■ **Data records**
◆ ◆ ◆ ◆ ◆ ◆ ◆

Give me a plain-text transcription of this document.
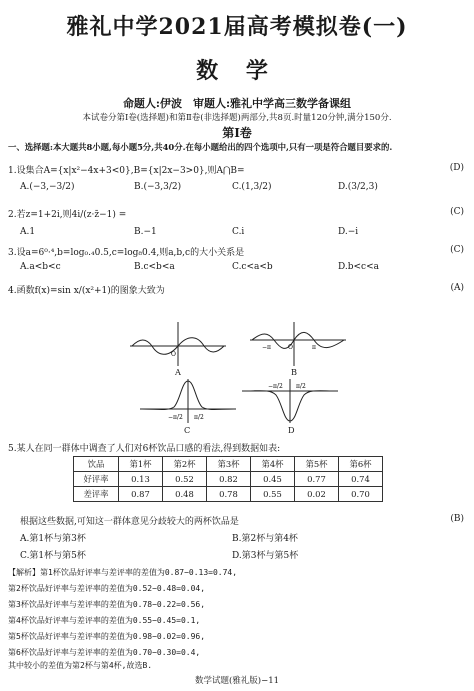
雅礼中学2021届高考模拟卷(一)
数 学
命题人:伊波　审题人:雅礼中学高三数学备课组
本试卷分第Ⅰ卷(选择题)和第Ⅱ卷(非选择题)两部分,共8页.时量120分钟,满分150分.
第Ⅰ卷
一、选择题:本大题共8小题,每小题5分,共40分.在每小题给出的四个选项中,只有一项是符合题目要求的.
1.设集合A={x|x²−4x+3<0},B={x|2x−3>0},则A⋂B=	(D)
A.(−3,−3/2)	B.(−3,3/2)	C.(1,3/2)	D.(3/2,3)
2.若z=1+2i,则4i/(z·z̄−1) =	(C)
A.1	B.−1	C.i	D.−i
3.设a=6⁰·⁴,b=log₀.₄0.5,c=log₈0.4,则a,b,c的大小关系是	(C)
A.a<b<c	B.c<b<a	C.c<a<b	D.b<c<a
4.函数f(x)=sin x/(x²+1)的图象大致为	(A)
O
A
−π	O	π
B
−π/2 π/2
C
−π/2 π/2
D
5.某人在同一群体中调查了人们对6杯饮品口感的看法,得到数据如表:
饮品	第1杯	第2杯	第3杯	第4杯	第5杯	第6杯
好评率	0.13	0.52	0.82	0.45	0.77	0.74
差评率	0.87	0.48	0.78	0.55	0.02	0.70
根据这些数据,可知这一群体意见分歧较大的两杯饮品是	(B)
A.第1杯与第3杯	B.第2杯与第4杯
C.第1杯与第5杯	D.第3杯与第5杯
【解析】第1杯饮品好评率与差评率的差值为0.87−0.13=0.74,
第2杯饮品好评率与差评率的差值为0.52−0.48=0.04,
第3杯饮品好评率与差评率的差值为0.78−0.22=0.56,
第4杯饮品好评率与差评率的差值为0.55−0.45=0.1,
第5杯饮品好评率与差评率的差值为0.98−0.02=0.96,
第6杯饮品好评率与差评率的差值为0.70−0.30=0.4,
其中较小的差值为第2杯与第4杯,故选B.
数学试题(雅礼版)−11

◆ ◆ ◆ ◆ ◆ ◆ ◆

■ **SET PROBLEM**
Copy all of the entries verbatim, leaving out any pictures they contain.

■ **OUTPUT**
Give me a plain-text transcription of this document.
雅礼中学2021届高考模拟卷(一)
数 学
命题人:伊波　审题人:雅礼中学高三数学备课组
本试卷分第Ⅰ卷(选择题)和第Ⅱ卷(非选择题)两部分,共8页.时量120分钟,满分150分.
第Ⅰ卷
一、选择题:本大题共8小题,每小题5分,共40分.在每小题给出的四个选项中,只有一项是符合题目要求的.
1.设集合A={x|x²−4x+3<0},B={x|2x−3>0},则A⋂B=	(D)
A.(−3,−3/2)	B.(−3,3/2)	C.(1,3/2)	D.(3/2,3)
2.若z=1+2i,则4i/(z·z̄−1) =	(C)
A.1	B.−1	C.i	D.−i
3.设a=6⁰·⁴,b=log₀.₄0.5,c=log₈0.4,则a,b,c的大小关系是	(C)
A.a<b<c	B.c<b<a	C.c<a<b	D.b<c<a
4.函数f(x)=sin x/(x²+1)的图象大致为	(A)
O
A
−π	O	π
B
−π/2 π/2
C
−π/2 π/2
D
5.某人在同一群体中调查了人们对6杯饮品口感的看法,得到数据如表:
饮品	第1杯	第2杯	第3杯	第4杯	第5杯	第6杯
好评率	0.13	0.52	0.82	0.45	0.77	0.74
差评率	0.87	0.48	0.78	0.55	0.02	0.70
根据这些数据,可知这一群体意见分歧较大的两杯饮品是	(B)
A.第1杯与第3杯	B.第2杯与第4杯
C.第1杯与第5杯	D.第3杯与第5杯
【解析】第1杯饮品好评率与差评率的差值为0.87−0.13=0.74,
第2杯饮品好评率与差评率的差值为0.52−0.48=0.04,
第3杯饮品好评率与差评率的差值为0.78−0.22=0.56,
第4杯饮品好评率与差评率的差值为0.55−0.45=0.1,
第5杯饮品好评率与差评率的差值为0.98−0.02=0.96,
第6杯饮品好评率与差评率的差值为0.70−0.30=0.4,
其中较小的差值为第2杯与第4杯,故选B.
数学试题(雅礼版)−11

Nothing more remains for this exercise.